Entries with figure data
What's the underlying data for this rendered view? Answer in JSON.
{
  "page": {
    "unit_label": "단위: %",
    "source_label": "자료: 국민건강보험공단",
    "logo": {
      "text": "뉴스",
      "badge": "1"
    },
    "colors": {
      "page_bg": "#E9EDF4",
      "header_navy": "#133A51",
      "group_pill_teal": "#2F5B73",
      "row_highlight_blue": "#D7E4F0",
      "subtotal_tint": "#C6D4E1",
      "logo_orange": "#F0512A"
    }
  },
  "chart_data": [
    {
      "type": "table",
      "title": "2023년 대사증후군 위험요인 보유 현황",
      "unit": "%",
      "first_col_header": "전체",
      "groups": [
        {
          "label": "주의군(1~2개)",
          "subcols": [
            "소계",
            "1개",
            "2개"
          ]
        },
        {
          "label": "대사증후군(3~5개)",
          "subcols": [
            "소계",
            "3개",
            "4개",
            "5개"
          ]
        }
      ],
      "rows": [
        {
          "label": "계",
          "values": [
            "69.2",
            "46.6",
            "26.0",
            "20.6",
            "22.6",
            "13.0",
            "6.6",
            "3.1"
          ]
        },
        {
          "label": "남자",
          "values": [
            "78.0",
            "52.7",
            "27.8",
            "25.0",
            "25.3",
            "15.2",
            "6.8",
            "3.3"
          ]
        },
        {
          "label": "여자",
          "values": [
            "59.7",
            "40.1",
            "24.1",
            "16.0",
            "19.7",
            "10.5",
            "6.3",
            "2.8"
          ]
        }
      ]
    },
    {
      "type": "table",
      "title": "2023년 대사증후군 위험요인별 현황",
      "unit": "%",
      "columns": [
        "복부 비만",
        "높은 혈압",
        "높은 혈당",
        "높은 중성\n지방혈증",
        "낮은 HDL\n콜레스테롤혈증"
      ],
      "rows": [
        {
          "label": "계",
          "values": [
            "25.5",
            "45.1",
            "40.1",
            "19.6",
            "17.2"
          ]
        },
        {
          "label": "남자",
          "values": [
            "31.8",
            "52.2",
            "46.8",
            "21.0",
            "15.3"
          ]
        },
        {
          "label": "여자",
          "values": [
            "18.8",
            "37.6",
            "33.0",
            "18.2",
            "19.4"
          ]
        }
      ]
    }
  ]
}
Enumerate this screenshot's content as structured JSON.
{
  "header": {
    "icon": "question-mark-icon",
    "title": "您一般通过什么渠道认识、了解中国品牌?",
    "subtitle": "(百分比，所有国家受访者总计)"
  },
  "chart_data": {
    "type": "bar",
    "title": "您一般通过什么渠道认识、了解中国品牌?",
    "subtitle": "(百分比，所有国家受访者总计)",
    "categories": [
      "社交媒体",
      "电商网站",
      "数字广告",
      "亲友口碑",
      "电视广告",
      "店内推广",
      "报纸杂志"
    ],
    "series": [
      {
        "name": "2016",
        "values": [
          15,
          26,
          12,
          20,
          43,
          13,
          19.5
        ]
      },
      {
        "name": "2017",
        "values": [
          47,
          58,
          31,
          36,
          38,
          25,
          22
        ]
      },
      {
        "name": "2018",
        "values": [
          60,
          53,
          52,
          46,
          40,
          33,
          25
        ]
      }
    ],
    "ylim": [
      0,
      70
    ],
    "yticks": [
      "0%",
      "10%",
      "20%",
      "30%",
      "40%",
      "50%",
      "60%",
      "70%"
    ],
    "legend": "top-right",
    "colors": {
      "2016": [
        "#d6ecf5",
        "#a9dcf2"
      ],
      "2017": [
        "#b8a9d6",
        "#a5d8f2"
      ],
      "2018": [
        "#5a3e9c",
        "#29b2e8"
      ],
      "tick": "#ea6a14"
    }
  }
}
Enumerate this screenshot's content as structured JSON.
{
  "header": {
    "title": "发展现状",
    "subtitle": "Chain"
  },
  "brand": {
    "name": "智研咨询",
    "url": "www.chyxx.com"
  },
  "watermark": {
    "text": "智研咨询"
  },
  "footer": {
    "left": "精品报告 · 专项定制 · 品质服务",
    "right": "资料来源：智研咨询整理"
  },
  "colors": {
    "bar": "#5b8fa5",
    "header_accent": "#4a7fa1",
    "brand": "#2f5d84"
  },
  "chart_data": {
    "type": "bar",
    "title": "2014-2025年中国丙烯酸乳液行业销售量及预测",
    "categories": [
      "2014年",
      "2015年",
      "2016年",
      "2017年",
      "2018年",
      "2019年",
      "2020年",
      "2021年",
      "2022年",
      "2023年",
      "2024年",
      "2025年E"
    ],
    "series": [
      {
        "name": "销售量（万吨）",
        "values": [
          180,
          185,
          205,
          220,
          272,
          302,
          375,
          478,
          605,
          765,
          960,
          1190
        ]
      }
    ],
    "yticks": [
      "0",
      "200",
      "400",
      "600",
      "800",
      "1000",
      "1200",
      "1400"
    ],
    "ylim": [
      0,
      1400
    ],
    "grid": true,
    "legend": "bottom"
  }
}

Problem statement
Without leaving anything out, give the entries again exactly.

Task output
What's the underlying data for this rendered view? Answer in JSON.
{
  "page": {
    "unit_label": "단위: %",
    "source_label": "자료: 국민건강보험공단",
    "logo": {
      "text": "뉴스",
      "badge": "1"
    },
    "colors": {
      "page_bg": "#E9EDF4",
      "header_navy": "#133A51",
      "group_pill_teal": "#2F5B73",
      "row_highlight_blue": "#D7E4F0",
      "subtotal_tint": "#C6D4E1",
      "logo_orange": "#F0512A"
    }
  },
  "chart_data": [
    {
      "type": "table",
      "title": "2023년 대사증후군 위험요인 보유 현황",
      "unit": "%",
      "first_col_header": "전체",
      "groups": [
        {
          "label": "주의군(1~2개)",
          "subcols": [
            "소계",
            "1개",
            "2개"
          ]
        },
        {
          "label": "대사증후군(3~5개)",
          "subcols": [
            "소계",
            "3개",
            "4개",
            "5개"
          ]
        }
      ],
      "rows": [
        {
          "label": "계",
          "values": [
            "69.2",
            "46.6",
            "26.0",
            "20.6",
            "22.6",
            "13.0",
            "6.6",
            "3.1"
          ]
        },
        {
          "label": "남자",
          "values": [
            "78.0",
            "52.7",
            "27.8",
            "25.0",
            "25.3",
            "15.2",
            "6.8",
            "3.3"
          ]
        },
        {
          "label": "여자",
          "values": [
            "59.7",
            "40.1",
            "24.1",
            "16.0",
            "19.7",
            "10.5",
            "6.3",
            "2.8"
          ]
        }
      ]
    },
    {
      "type": "table",
      "title": "2023년 대사증후군 위험요인별 현황",
      "unit": "%",
      "columns": [
        "복부 비만",
        "높은 혈압",
        "높은 혈당",
        "높은 중성\n지방혈증",
        "낮은 HDL\n콜레스테롤혈증"
      ],
      "rows": [
        {
          "label": "계",
          "values": [
            "25.5",
            "45.1",
            "40.1",
            "19.6",
            "17.2"
          ]
        },
        {
          "label": "남자",
          "values": [
            "31.8",
            "52.2",
            "46.8",
            "21.0",
            "15.3"
          ]
        },
        {
          "label": "여자",
          "values": [
            "18.8",
            "37.6",
            "33.0",
            "18.2",
            "19.4"
          ]
        }
      ]
    }
  ]
}
Enumerate this screenshot's content as structured JSON.
{
  "header": {
    "icon": "question-mark-icon",
    "title": "您一般通过什么渠道认识、了解中国品牌?",
    "subtitle": "(百分比，所有国家受访者总计)"
  },
  "chart_data": {
    "type": "bar",
    "title": "您一般通过什么渠道认识、了解中国品牌?",
    "subtitle": "(百分比，所有国家受访者总计)",
    "categories": [
      "社交媒体",
      "电商网站",
      "数字广告",
      "亲友口碑",
      "电视广告",
      "店内推广",
      "报纸杂志"
    ],
    "series": [
      {
        "name": "2016",
        "values": [
          15,
          26,
          12,
          20,
          43,
          13,
          19.5
        ]
      },
      {
        "name": "2017",
        "values": [
          47,
          58,
          31,
          36,
          38,
          25,
          22
        ]
      },
      {
        "name": "2018",
        "values": [
          60,
          53,
          52,
          46,
          40,
          33,
          25
        ]
      }
    ],
    "ylim": [
      0,
      70
    ],
    "yticks": [
      "0%",
      "10%",
      "20%",
      "30%",
      "40%",
      "50%",
      "60%",
      "70%"
    ],
    "legend": "top-right",
    "colors": {
      "2016": [
        "#d6ecf5",
        "#a9dcf2"
      ],
      "2017": [
        "#b8a9d6",
        "#a5d8f2"
      ],
      "2018": [
        "#5a3e9c",
        "#29b2e8"
      ],
      "tick": "#ea6a14"
    }
  }
}
Enumerate this screenshot's content as structured JSON.
{
  "header": {
    "title": "发展现状",
    "subtitle": "Chain"
  },
  "brand": {
    "name": "智研咨询",
    "url": "www.chyxx.com"
  },
  "watermark": {
    "text": "智研咨询"
  },
  "footer": {
    "left": "精品报告 · 专项定制 · 品质服务",
    "right": "资料来源：智研咨询整理"
  },
  "colors": {
    "bar": "#5b8fa5",
    "header_accent": "#4a7fa1",
    "brand": "#2f5d84"
  },
  "chart_data": {
    "type": "bar",
    "title": "2014-2025年中国丙烯酸乳液行业销售量及预测",
    "categories": [
      "2014年",
      "2015年",
      "2016年",
      "2017年",
      "2018年",
      "2019年",
      "2020年",
      "2021年",
      "2022年",
      "2023年",
      "2024年",
      "2025年E"
    ],
    "series": [
      {
        "name": "销售量（万吨）",
        "values": [
          180,
          185,
          205,
          220,
          272,
          302,
          375,
          478,
          605,
          765,
          960,
          1190
        ]
      }
    ],
    "yticks": [
      "0",
      "200",
      "400",
      "600",
      "800",
      "1000",
      "1200",
      "1400"
    ],
    "ylim": [
      0,
      1400
    ],
    "grid": true,
    "legend": "bottom"
  }
}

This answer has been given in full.